▸ Work to complete
The entries below should be given again exactly, minus their pictures.

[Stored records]
• • • •
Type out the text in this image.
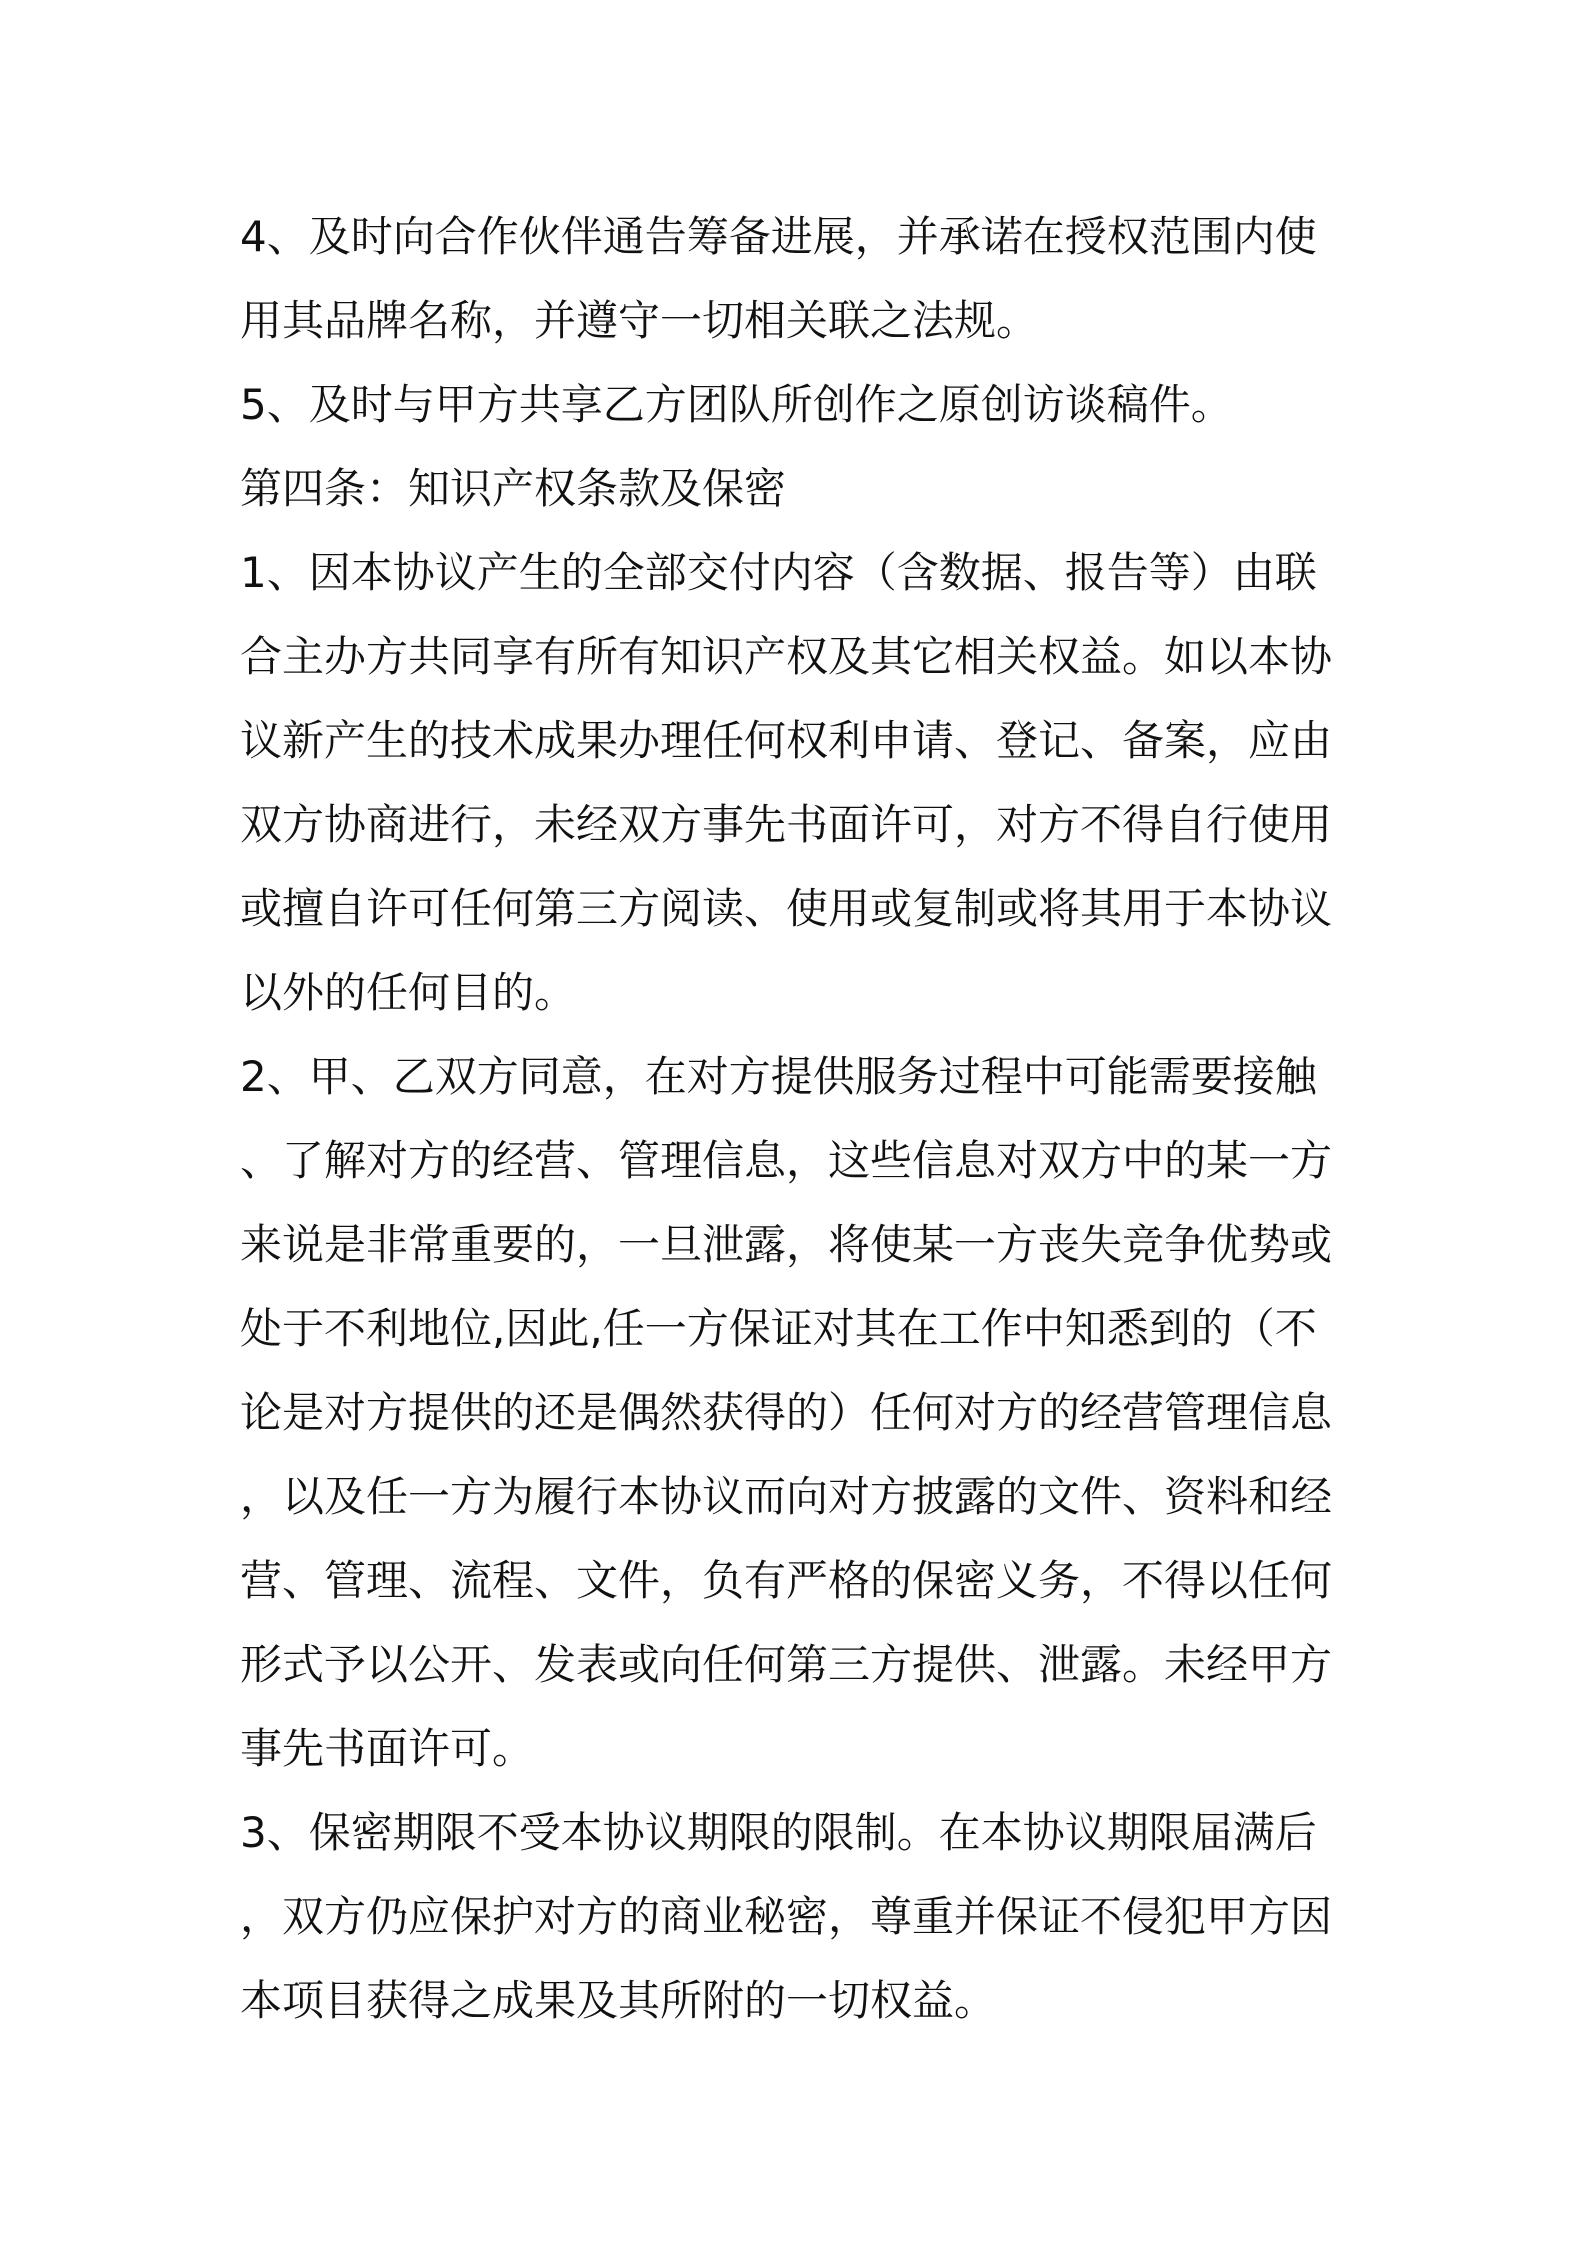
4、及时向合作伙伴通告筹备进展，并承诺在授权范围内使
用其品牌名称，并遵守一切相关联之法规。
5、及时与甲方共享乙方团队所创作之原创访谈稿件。
第四条：知识产权条款及保密
1、因本协议产生的全部交付内容（含数据、报告等）由联
合主办方共同享有所有知识产权及其它相关权益。如以本协
议新产生的技术成果办理任何权利申请、登记、备案，应由
双方协商进行，未经双方事先书面许可，对方不得自行使用
或擅自许可任何第三方阅读、使用或复制或将其用于本协议
以外的任何目的。
2、甲、乙双方同意，在对方提供服务过程中可能需要接触
、了解对方的经营、管理信息，这些信息对双方中的某一方
来说是非常重要的，一旦泄露，将使某一方丧失竞争优势或
处于不利地位,因此,任一方保证对其在工作中知悉到的（不
论是对方提供的还是偶然获得的）任何对方的经营管理信息
，以及任一方为履行本协议而向对方披露的文件、资料和经
营、管理、流程、文件，负有严格的保密义务，不得以任何
形式予以公开、发表或向任何第三方提供、泄露。未经甲方
事先书面许可。
3、保密期限不受本协议期限的限制。在本协议期限届满后
，双方仍应保护对方的商业秘密，尊重并保证不侵犯甲方因
本项目获得之成果及其所附的一切权益。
• • • •
▸ Exercise result
Type out the text in this image.
4、及时向合作伙伴通告筹备进展，并承诺在授权范围内使
用其品牌名称，并遵守一切相关联之法规。
5、及时与甲方共享乙方团队所创作之原创访谈稿件。
第四条：知识产权条款及保密
1、因本协议产生的全部交付内容（含数据、报告等）由联
合主办方共同享有所有知识产权及其它相关权益。如以本协
议新产生的技术成果办理任何权利申请、登记、备案，应由
双方协商进行，未经双方事先书面许可，对方不得自行使用
或擅自许可任何第三方阅读、使用或复制或将其用于本协议
以外的任何目的。
2、甲、乙双方同意，在对方提供服务过程中可能需要接触
、了解对方的经营、管理信息，这些信息对双方中的某一方
来说是非常重要的，一旦泄露，将使某一方丧失竞争优势或
处于不利地位,因此,任一方保证对其在工作中知悉到的（不
论是对方提供的还是偶然获得的）任何对方的经营管理信息
，以及任一方为履行本协议而向对方披露的文件、资料和经
营、管理、流程、文件，负有严格的保密义务，不得以任何
形式予以公开、发表或向任何第三方提供、泄露。未经甲方
事先书面许可。
3、保密期限不受本协议期限的限制。在本协议期限届满后
，双方仍应保护对方的商业秘密，尊重并保证不侵犯甲方因
本项目获得之成果及其所附的一切权益。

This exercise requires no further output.